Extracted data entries

════════

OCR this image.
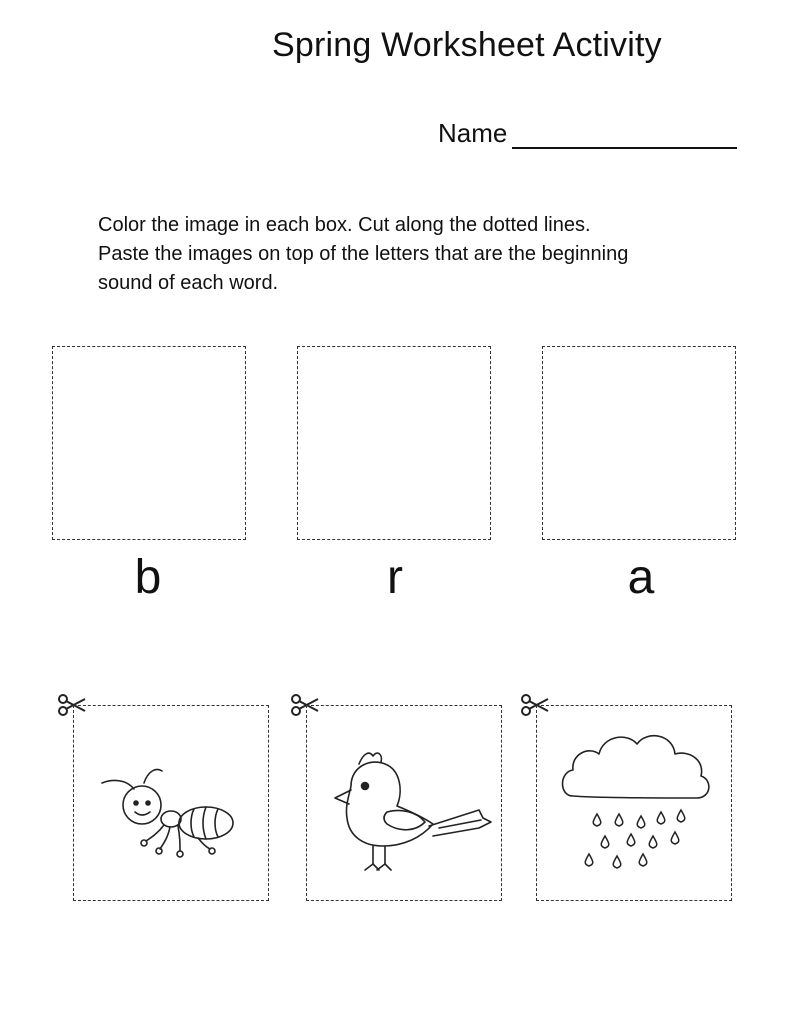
Spring Worksheet Activity
Name
Color the image in each box. Cut along the dotted lines.
Paste the images on top of the letters that are the beginning
sound of each word.
b	r	a
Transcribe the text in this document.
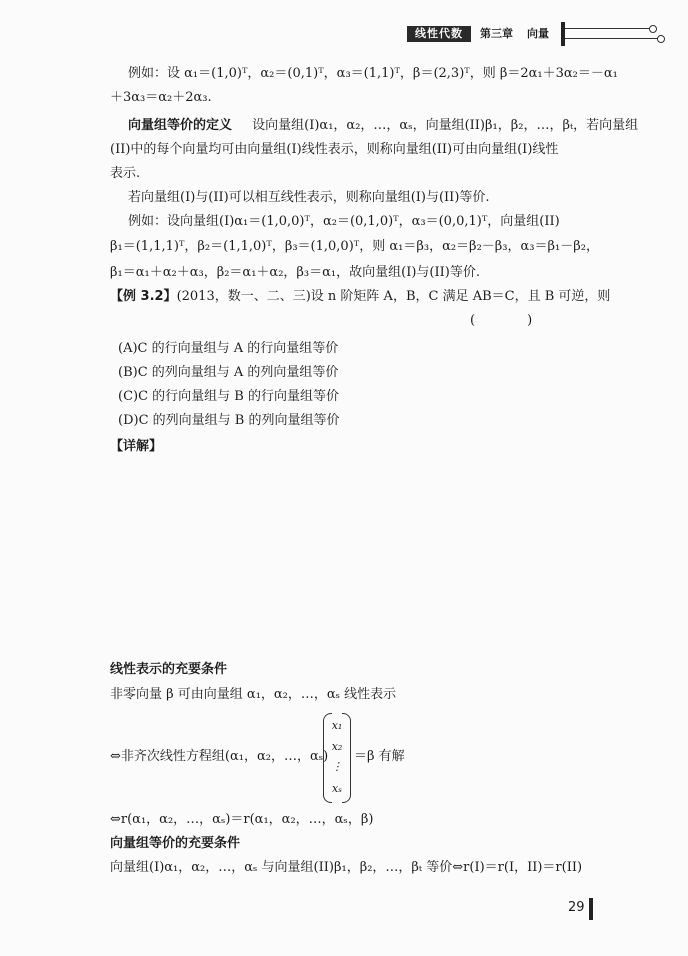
线性代数	第三章 向量
例如：设 α₁＝(1,0)ᵀ，α₂＝(0,1)ᵀ，α₃＝(1,1)ᵀ，β＝(2,3)ᵀ，则 β＝2α₁＋3α₂＝－α₁
＋3α₃＝α₂＋2α₃.
向量组等价的定义 设向量组(I)α₁，α₂，…，αₛ，向量组(II)β₁，β₂，…，βₜ，若向量组
(II)中的每个向量均可由向量组(I)线性表示，则称向量组(II)可由向量组(I)线性
表示.
若向量组(I)与(II)可以相互线性表示，则称向量组(I)与(II)等价.
例如：设向量组(I)α₁＝(1,0,0)ᵀ，α₂＝(0,1,0)ᵀ，α₃＝(0,0,1)ᵀ，向量组(II)
β₁＝(1,1,1)ᵀ，β₂＝(1,1,0)ᵀ，β₃＝(1,0,0)ᵀ，则 α₁＝β₃，α₂＝β₂－β₃，α₃＝β₁－β₂，
β₁＝α₁＋α₂＋α₃，β₂＝α₁＋α₂，β₃＝α₁，故向量组(I)与(II)等价.
【例 3.2】(2013，数一、二、三)设 n 阶矩阵 A，B，C 满足 AB＝C，且 B 可逆，则
(　　　　)
(A)C 的行向量组与 A 的行向量组等价
(B)C 的列向量组与 A 的列向量组等价
(C)C 的行向量组与 B 的行向量组等价
(D)C 的列向量组与 B 的列向量组等价
【详解】
线性表示的充要条件
非零向量 β 可由向量组 α₁，α₂，…，αₛ 线性表示
⇔非齐次线性方程组(α₁，α₂，…，αₛ)
x₁
x₂
⋮
xₛ
＝β 有解
⇔r(α₁，α₂，…，αₛ)＝r(α₁，α₂，…，αₛ，β)
向量组等价的充要条件
向量组(I)α₁，α₂，…，αₛ 与向量组(II)β₁，β₂，…，βₜ 等价⇔r(I)＝r(I，II)＝r(II)
29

════════

** What you have to do **
Transcribe every entry word for word, but skip the pictures.

** Result of the exercise **
OCR this image.
Spring Worksheet Activity
Name
Color the image in each box. Cut along the dotted lines.
Paste the images on top of the letters that are the beginning
sound of each word.
b	r	a
Transcribe the text in this document.
线性代数	第三章 向量
例如：设 α₁＝(1,0)ᵀ，α₂＝(0,1)ᵀ，α₃＝(1,1)ᵀ，β＝(2,3)ᵀ，则 β＝2α₁＋3α₂＝－α₁
＋3α₃＝α₂＋2α₃.
向量组等价的定义 设向量组(I)α₁，α₂，…，αₛ，向量组(II)β₁，β₂，…，βₜ，若向量组
(II)中的每个向量均可由向量组(I)线性表示，则称向量组(II)可由向量组(I)线性
表示.
若向量组(I)与(II)可以相互线性表示，则称向量组(I)与(II)等价.
例如：设向量组(I)α₁＝(1,0,0)ᵀ，α₂＝(0,1,0)ᵀ，α₃＝(0,0,1)ᵀ，向量组(II)
β₁＝(1,1,1)ᵀ，β₂＝(1,1,0)ᵀ，β₃＝(1,0,0)ᵀ，则 α₁＝β₃，α₂＝β₂－β₃，α₃＝β₁－β₂，
β₁＝α₁＋α₂＋α₃，β₂＝α₁＋α₂，β₃＝α₁，故向量组(I)与(II)等价.
【例 3.2】(2013，数一、二、三)设 n 阶矩阵 A，B，C 满足 AB＝C，且 B 可逆，则
(　　　　)
(A)C 的行向量组与 A 的行向量组等价
(B)C 的列向量组与 A 的列向量组等价
(C)C 的行向量组与 B 的行向量组等价
(D)C 的列向量组与 B 的列向量组等价
【详解】
线性表示的充要条件
非零向量 β 可由向量组 α₁，α₂，…，αₛ 线性表示
⇔非齐次线性方程组(α₁，α₂，…，αₛ)
x₁
x₂
⋮
xₛ
＝β 有解
⇔r(α₁，α₂，…，αₛ)＝r(α₁，α₂，…，αₛ，β)
向量组等价的充要条件
向量组(I)α₁，α₂，…，αₛ 与向量组(II)β₁，β₂，…，βₜ 等价⇔r(I)＝r(I，II)＝r(II)
29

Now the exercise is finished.